• _Problem details_
Give the entries again, word for word.

• _Records shown_
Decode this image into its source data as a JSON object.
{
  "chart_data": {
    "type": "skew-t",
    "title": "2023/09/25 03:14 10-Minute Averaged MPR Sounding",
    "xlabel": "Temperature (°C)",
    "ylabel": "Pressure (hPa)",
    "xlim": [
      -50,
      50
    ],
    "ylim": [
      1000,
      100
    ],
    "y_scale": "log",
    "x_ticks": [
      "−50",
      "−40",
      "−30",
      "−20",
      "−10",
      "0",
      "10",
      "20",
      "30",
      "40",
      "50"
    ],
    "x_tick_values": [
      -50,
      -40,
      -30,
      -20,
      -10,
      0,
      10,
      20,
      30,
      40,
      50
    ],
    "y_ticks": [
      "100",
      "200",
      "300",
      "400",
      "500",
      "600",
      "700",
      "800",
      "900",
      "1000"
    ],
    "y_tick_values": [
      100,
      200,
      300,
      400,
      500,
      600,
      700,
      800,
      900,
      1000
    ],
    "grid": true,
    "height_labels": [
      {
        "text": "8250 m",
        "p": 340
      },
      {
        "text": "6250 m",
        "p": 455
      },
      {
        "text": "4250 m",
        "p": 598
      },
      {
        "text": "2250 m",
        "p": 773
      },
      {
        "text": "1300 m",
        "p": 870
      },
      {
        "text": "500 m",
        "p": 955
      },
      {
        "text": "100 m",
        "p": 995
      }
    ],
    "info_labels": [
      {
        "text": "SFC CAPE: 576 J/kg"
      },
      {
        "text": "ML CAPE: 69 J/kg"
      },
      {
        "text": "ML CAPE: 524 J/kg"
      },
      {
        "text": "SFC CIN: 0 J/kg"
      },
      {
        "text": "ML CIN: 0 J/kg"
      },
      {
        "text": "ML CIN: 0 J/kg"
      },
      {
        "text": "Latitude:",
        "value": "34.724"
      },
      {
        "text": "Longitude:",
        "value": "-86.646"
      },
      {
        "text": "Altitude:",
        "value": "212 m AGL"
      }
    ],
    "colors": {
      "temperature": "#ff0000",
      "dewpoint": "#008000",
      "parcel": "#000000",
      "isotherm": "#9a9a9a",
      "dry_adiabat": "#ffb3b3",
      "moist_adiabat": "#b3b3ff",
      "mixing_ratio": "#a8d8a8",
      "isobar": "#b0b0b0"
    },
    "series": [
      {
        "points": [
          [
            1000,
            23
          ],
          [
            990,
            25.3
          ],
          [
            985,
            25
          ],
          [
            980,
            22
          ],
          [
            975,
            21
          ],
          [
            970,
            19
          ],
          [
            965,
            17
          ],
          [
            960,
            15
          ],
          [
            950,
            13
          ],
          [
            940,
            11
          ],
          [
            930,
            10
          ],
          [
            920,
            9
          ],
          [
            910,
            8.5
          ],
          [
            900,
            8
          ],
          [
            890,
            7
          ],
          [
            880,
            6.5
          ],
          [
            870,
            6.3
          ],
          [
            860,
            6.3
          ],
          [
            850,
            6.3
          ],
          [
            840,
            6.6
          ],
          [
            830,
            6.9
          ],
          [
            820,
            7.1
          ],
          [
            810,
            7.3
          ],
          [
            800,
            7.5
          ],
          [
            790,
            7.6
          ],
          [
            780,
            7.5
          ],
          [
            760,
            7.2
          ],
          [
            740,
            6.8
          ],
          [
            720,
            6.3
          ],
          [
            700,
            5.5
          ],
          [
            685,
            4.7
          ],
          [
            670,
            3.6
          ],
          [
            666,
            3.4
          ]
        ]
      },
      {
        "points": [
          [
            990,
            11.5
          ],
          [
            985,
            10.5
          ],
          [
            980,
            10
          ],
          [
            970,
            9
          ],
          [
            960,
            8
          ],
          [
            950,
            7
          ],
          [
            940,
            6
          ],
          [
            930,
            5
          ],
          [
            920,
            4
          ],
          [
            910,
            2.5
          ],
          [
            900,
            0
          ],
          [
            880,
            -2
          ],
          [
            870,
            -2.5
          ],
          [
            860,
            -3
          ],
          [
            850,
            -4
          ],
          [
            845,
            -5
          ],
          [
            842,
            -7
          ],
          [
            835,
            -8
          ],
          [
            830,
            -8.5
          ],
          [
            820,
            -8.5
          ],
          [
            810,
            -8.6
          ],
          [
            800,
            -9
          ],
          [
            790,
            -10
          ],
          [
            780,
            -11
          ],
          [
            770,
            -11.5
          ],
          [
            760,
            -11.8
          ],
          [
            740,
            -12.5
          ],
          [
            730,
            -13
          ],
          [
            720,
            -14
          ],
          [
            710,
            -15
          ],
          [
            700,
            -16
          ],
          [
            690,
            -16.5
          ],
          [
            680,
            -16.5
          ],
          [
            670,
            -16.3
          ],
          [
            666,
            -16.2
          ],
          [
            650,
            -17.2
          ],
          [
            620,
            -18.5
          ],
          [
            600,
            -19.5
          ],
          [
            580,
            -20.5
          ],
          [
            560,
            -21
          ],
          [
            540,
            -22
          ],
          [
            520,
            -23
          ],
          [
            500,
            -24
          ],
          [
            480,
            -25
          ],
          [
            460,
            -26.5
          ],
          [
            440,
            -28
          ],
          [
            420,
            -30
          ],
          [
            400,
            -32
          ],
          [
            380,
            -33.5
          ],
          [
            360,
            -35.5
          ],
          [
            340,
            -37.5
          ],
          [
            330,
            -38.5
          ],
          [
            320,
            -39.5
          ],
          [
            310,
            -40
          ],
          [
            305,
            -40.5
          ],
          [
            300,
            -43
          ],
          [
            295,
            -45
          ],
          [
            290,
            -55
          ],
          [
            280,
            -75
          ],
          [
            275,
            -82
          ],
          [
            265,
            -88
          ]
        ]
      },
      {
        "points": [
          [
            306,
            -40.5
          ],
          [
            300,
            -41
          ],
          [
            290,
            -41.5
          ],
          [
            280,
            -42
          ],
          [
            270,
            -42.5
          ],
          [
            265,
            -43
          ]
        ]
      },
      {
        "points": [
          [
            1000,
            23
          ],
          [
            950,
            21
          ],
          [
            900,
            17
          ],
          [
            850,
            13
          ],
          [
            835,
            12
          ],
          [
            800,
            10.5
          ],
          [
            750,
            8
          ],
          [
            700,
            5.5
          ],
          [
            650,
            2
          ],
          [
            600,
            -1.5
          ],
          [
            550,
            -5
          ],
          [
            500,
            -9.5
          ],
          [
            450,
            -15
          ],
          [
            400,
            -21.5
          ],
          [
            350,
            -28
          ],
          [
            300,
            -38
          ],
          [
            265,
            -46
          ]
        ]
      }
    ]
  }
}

• _Solution_
Decode this image into its source data as a JSON object.
{
  "chart_data": {
    "type": "skew-t",
    "title": "2023/09/25 03:14 10-Minute Averaged MPR Sounding",
    "xlabel": "Temperature (°C)",
    "ylabel": "Pressure (hPa)",
    "xlim": [
      -50,
      50
    ],
    "ylim": [
      1000,
      100
    ],
    "y_scale": "log",
    "x_ticks": [
      "−50",
      "−40",
      "−30",
      "−20",
      "−10",
      "0",
      "10",
      "20",
      "30",
      "40",
      "50"
    ],
    "x_tick_values": [
      -50,
      -40,
      -30,
      -20,
      -10,
      0,
      10,
      20,
      30,
      40,
      50
    ],
    "y_ticks": [
      "100",
      "200",
      "300",
      "400",
      "500",
      "600",
      "700",
      "800",
      "900",
      "1000"
    ],
    "y_tick_values": [
      100,
      200,
      300,
      400,
      500,
      600,
      700,
      800,
      900,
      1000
    ],
    "grid": true,
    "height_labels": [
      {
        "text": "8250 m",
        "p": 340
      },
      {
        "text": "6250 m",
        "p": 455
      },
      {
        "text": "4250 m",
        "p": 598
      },
      {
        "text": "2250 m",
        "p": 773
      },
      {
        "text": "1300 m",
        "p": 870
      },
      {
        "text": "500 m",
        "p": 955
      },
      {
        "text": "100 m",
        "p": 995
      }
    ],
    "info_labels": [
      {
        "text": "SFC CAPE: 576 J/kg"
      },
      {
        "text": "ML CAPE: 69 J/kg"
      },
      {
        "text": "ML CAPE: 524 J/kg"
      },
      {
        "text": "SFC CIN: 0 J/kg"
      },
      {
        "text": "ML CIN: 0 J/kg"
      },
      {
        "text": "ML CIN: 0 J/kg"
      },
      {
        "text": "Latitude:",
        "value": "34.724"
      },
      {
        "text": "Longitude:",
        "value": "-86.646"
      },
      {
        "text": "Altitude:",
        "value": "212 m AGL"
      }
    ],
    "colors": {
      "temperature": "#ff0000",
      "dewpoint": "#008000",
      "parcel": "#000000",
      "isotherm": "#9a9a9a",
      "dry_adiabat": "#ffb3b3",
      "moist_adiabat": "#b3b3ff",
      "mixing_ratio": "#a8d8a8",
      "isobar": "#b0b0b0"
    },
    "series": [
      {
        "points": [
          [
            1000,
            23
          ],
          [
            990,
            25.3
          ],
          [
            985,
            25
          ],
          [
            980,
            22
          ],
          [
            975,
            21
          ],
          [
            970,
            19
          ],
          [
            965,
            17
          ],
          [
            960,
            15
          ],
          [
            950,
            13
          ],
          [
            940,
            11
          ],
          [
            930,
            10
          ],
          [
            920,
            9
          ],
          [
            910,
            8.5
          ],
          [
            900,
            8
          ],
          [
            890,
            7
          ],
          [
            880,
            6.5
          ],
          [
            870,
            6.3
          ],
          [
            860,
            6.3
          ],
          [
            850,
            6.3
          ],
          [
            840,
            6.6
          ],
          [
            830,
            6.9
          ],
          [
            820,
            7.1
          ],
          [
            810,
            7.3
          ],
          [
            800,
            7.5
          ],
          [
            790,
            7.6
          ],
          [
            780,
            7.5
          ],
          [
            760,
            7.2
          ],
          [
            740,
            6.8
          ],
          [
            720,
            6.3
          ],
          [
            700,
            5.5
          ],
          [
            685,
            4.7
          ],
          [
            670,
            3.6
          ],
          [
            666,
            3.4
          ]
        ]
      },
      {
        "points": [
          [
            990,
            11.5
          ],
          [
            985,
            10.5
          ],
          [
            980,
            10
          ],
          [
            970,
            9
          ],
          [
            960,
            8
          ],
          [
            950,
            7
          ],
          [
            940,
            6
          ],
          [
            930,
            5
          ],
          [
            920,
            4
          ],
          [
            910,
            2.5
          ],
          [
            900,
            0
          ],
          [
            880,
            -2
          ],
          [
            870,
            -2.5
          ],
          [
            860,
            -3
          ],
          [
            850,
            -4
          ],
          [
            845,
            -5
          ],
          [
            842,
            -7
          ],
          [
            835,
            -8
          ],
          [
            830,
            -8.5
          ],
          [
            820,
            -8.5
          ],
          [
            810,
            -8.6
          ],
          [
            800,
            -9
          ],
          [
            790,
            -10
          ],
          [
            780,
            -11
          ],
          [
            770,
            -11.5
          ],
          [
            760,
            -11.8
          ],
          [
            740,
            -12.5
          ],
          [
            730,
            -13
          ],
          [
            720,
            -14
          ],
          [
            710,
            -15
          ],
          [
            700,
            -16
          ],
          [
            690,
            -16.5
          ],
          [
            680,
            -16.5
          ],
          [
            670,
            -16.3
          ],
          [
            666,
            -16.2
          ],
          [
            650,
            -17.2
          ],
          [
            620,
            -18.5
          ],
          [
            600,
            -19.5
          ],
          [
            580,
            -20.5
          ],
          [
            560,
            -21
          ],
          [
            540,
            -22
          ],
          [
            520,
            -23
          ],
          [
            500,
            -24
          ],
          [
            480,
            -25
          ],
          [
            460,
            -26.5
          ],
          [
            440,
            -28
          ],
          [
            420,
            -30
          ],
          [
            400,
            -32
          ],
          [
            380,
            -33.5
          ],
          [
            360,
            -35.5
          ],
          [
            340,
            -37.5
          ],
          [
            330,
            -38.5
          ],
          [
            320,
            -39.5
          ],
          [
            310,
            -40
          ],
          [
            305,
            -40.5
          ],
          [
            300,
            -43
          ],
          [
            295,
            -45
          ],
          [
            290,
            -55
          ],
          [
            280,
            -75
          ],
          [
            275,
            -82
          ],
          [
            265,
            -88
          ]
        ]
      },
      {
        "points": [
          [
            306,
            -40.5
          ],
          [
            300,
            -41
          ],
          [
            290,
            -41.5
          ],
          [
            280,
            -42
          ],
          [
            270,
            -42.5
          ],
          [
            265,
            -43
          ]
        ]
      },
      {
        "points": [
          [
            1000,
            23
          ],
          [
            950,
            21
          ],
          [
            900,
            17
          ],
          [
            850,
            13
          ],
          [
            835,
            12
          ],
          [
            800,
            10.5
          ],
          [
            750,
            8
          ],
          [
            700,
            5.5
          ],
          [
            650,
            2
          ],
          [
            600,
            -1.5
          ],
          [
            550,
            -5
          ],
          [
            500,
            -9.5
          ],
          [
            450,
            -15
          ],
          [
            400,
            -21.5
          ],
          [
            350,
            -28
          ],
          [
            300,
            -38
          ],
          [
            265,
            -46
          ]
        ]
      }
    ]
  }
}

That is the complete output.